*Collection entries*
<<<<

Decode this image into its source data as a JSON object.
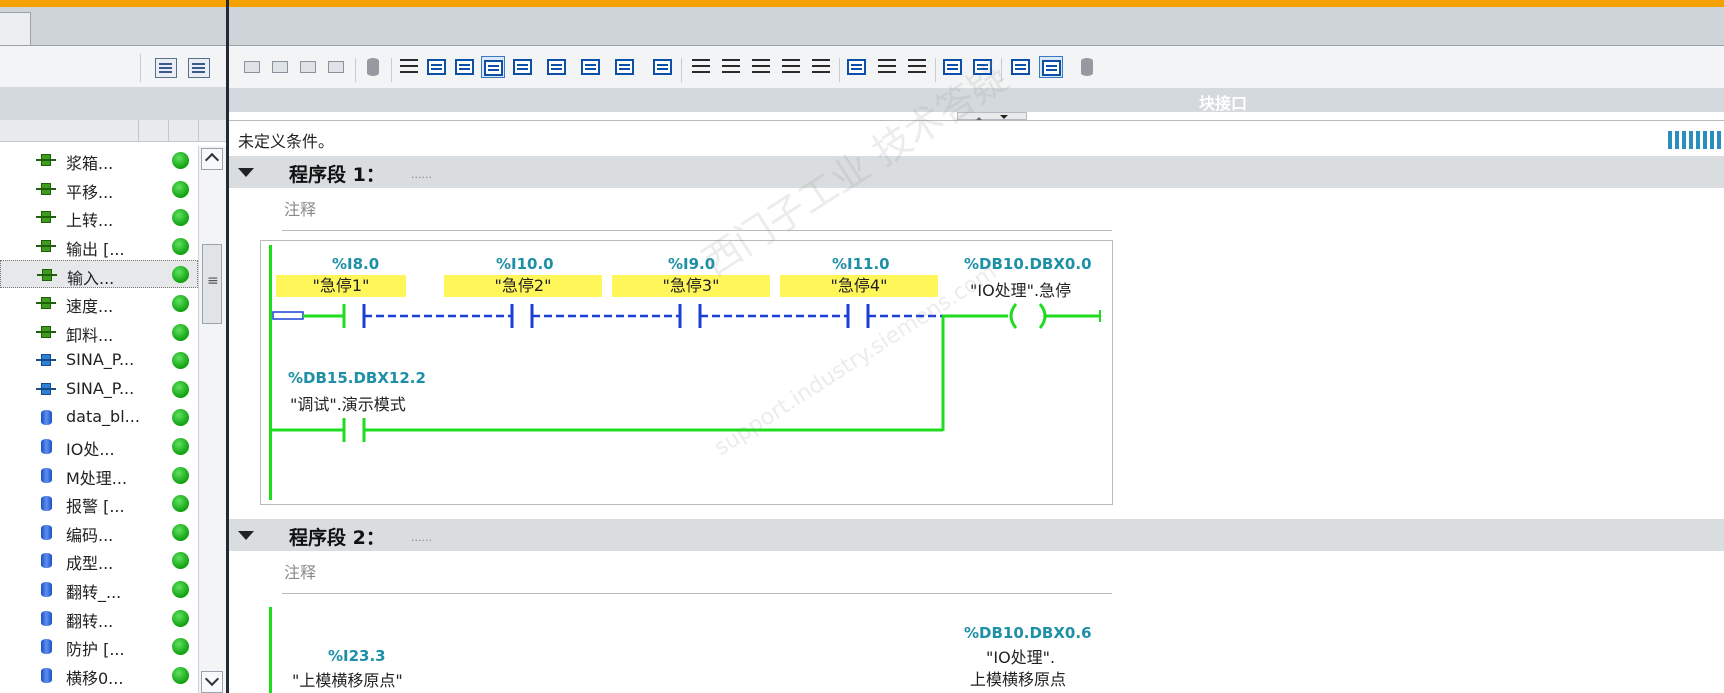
{
  "project_tree": {
    "items": [
      {
        "label": "浆箱...",
        "type": "fb"
      },
      {
        "label": "平移...",
        "type": "fb"
      },
      {
        "label": "上转...",
        "type": "fb"
      },
      {
        "label": "输出 [...",
        "type": "fb"
      },
      {
        "label": "输入...",
        "type": "fb",
        "selected": true
      },
      {
        "label": "速度...",
        "type": "fb"
      },
      {
        "label": "卸料...",
        "type": "fb"
      },
      {
        "label": "SINA_P...",
        "type": "fb-blue"
      },
      {
        "label": "SINA_P...",
        "type": "fb-blue"
      },
      {
        "label": "data_bl...",
        "type": "db"
      },
      {
        "label": "IO处...",
        "type": "db"
      },
      {
        "label": "M处理...",
        "type": "db"
      },
      {
        "label": "报警 [...",
        "type": "db"
      },
      {
        "label": "编码...",
        "type": "db"
      },
      {
        "label": "成型...",
        "type": "db"
      },
      {
        "label": "翻转_...",
        "type": "db"
      },
      {
        "label": "翻转...",
        "type": "db"
      },
      {
        "label": "防护 [...",
        "type": "db"
      },
      {
        "label": "横移0...",
        "type": "db"
      }
    ],
    "status_color": "#10a010"
  },
  "editor": {
    "interface_title": "块接口",
    "condition_text": "未定义条件。",
    "networks": [
      {
        "title": "程序段 1：",
        "title_value": "......",
        "comment": "注释",
        "contacts": [
          {
            "addr": "%I8.0",
            "name": "\"急停1\""
          },
          {
            "addr": "%I10.0",
            "name": "\"急停2\""
          },
          {
            "addr": "%I9.0",
            "name": "\"急停3\""
          },
          {
            "addr": "%I11.0",
            "name": "\"急停4\""
          }
        ],
        "coil": {
          "addr": "%DB10.DBX0.0",
          "name": "\"IO处理\".急停"
        },
        "branch_contact": {
          "addr": "%DB15.DBX12.2",
          "name": "\"调试\".演示模式"
        }
      },
      {
        "title": "程序段 2：",
        "title_value": "......",
        "comment": "注释",
        "contact": {
          "addr": "%I23.3",
          "name": "\"上模横移原点\""
        },
        "coil": {
          "addr": "%DB10.DBX0.6",
          "name_line1": "\"IO处理\".",
          "name_line2": "上模横移原点"
        }
      }
    ],
    "watermark_line1": "西门子工业 技术答疑",
    "watermark_line2": "support.industry.siemens.com"
  },
  "colors": {
    "accent_orange": "#f5a100",
    "rung_green": "#1fdc1f",
    "rung_blue_dashed": "#1b3fd6",
    "address_teal": "#1d8fa6",
    "tag_highlight": "#fff65a"
  }
}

>>>>

*WHAT YOU HAVE TO DO*
Every line above should be returned exactly; the pictures stay out.

*EXPECTED ANSWER*
Decode this image into its source data as a JSON object.
{
  "project_tree": {
    "items": [
      {
        "label": "浆箱...",
        "type": "fb"
      },
      {
        "label": "平移...",
        "type": "fb"
      },
      {
        "label": "上转...",
        "type": "fb"
      },
      {
        "label": "输出 [...",
        "type": "fb"
      },
      {
        "label": "输入...",
        "type": "fb",
        "selected": true
      },
      {
        "label": "速度...",
        "type": "fb"
      },
      {
        "label": "卸料...",
        "type": "fb"
      },
      {
        "label": "SINA_P...",
        "type": "fb-blue"
      },
      {
        "label": "SINA_P...",
        "type": "fb-blue"
      },
      {
        "label": "data_bl...",
        "type": "db"
      },
      {
        "label": "IO处...",
        "type": "db"
      },
      {
        "label": "M处理...",
        "type": "db"
      },
      {
        "label": "报警 [...",
        "type": "db"
      },
      {
        "label": "编码...",
        "type": "db"
      },
      {
        "label": "成型...",
        "type": "db"
      },
      {
        "label": "翻转_...",
        "type": "db"
      },
      {
        "label": "翻转...",
        "type": "db"
      },
      {
        "label": "防护 [...",
        "type": "db"
      },
      {
        "label": "横移0...",
        "type": "db"
      }
    ],
    "status_color": "#10a010"
  },
  "editor": {
    "interface_title": "块接口",
    "condition_text": "未定义条件。",
    "networks": [
      {
        "title": "程序段 1：",
        "title_value": "......",
        "comment": "注释",
        "contacts": [
          {
            "addr": "%I8.0",
            "name": "\"急停1\""
          },
          {
            "addr": "%I10.0",
            "name": "\"急停2\""
          },
          {
            "addr": "%I9.0",
            "name": "\"急停3\""
          },
          {
            "addr": "%I11.0",
            "name": "\"急停4\""
          }
        ],
        "coil": {
          "addr": "%DB10.DBX0.0",
          "name": "\"IO处理\".急停"
        },
        "branch_contact": {
          "addr": "%DB15.DBX12.2",
          "name": "\"调试\".演示模式"
        }
      },
      {
        "title": "程序段 2：",
        "title_value": "......",
        "comment": "注释",
        "contact": {
          "addr": "%I23.3",
          "name": "\"上模横移原点\""
        },
        "coil": {
          "addr": "%DB10.DBX0.6",
          "name_line1": "\"IO处理\".",
          "name_line2": "上模横移原点"
        }
      }
    ],
    "watermark_line1": "西门子工业 技术答疑",
    "watermark_line2": "support.industry.siemens.com"
  },
  "colors": {
    "accent_orange": "#f5a100",
    "rung_green": "#1fdc1f",
    "rung_blue_dashed": "#1b3fd6",
    "address_teal": "#1d8fa6",
    "tag_highlight": "#fff65a"
  }
}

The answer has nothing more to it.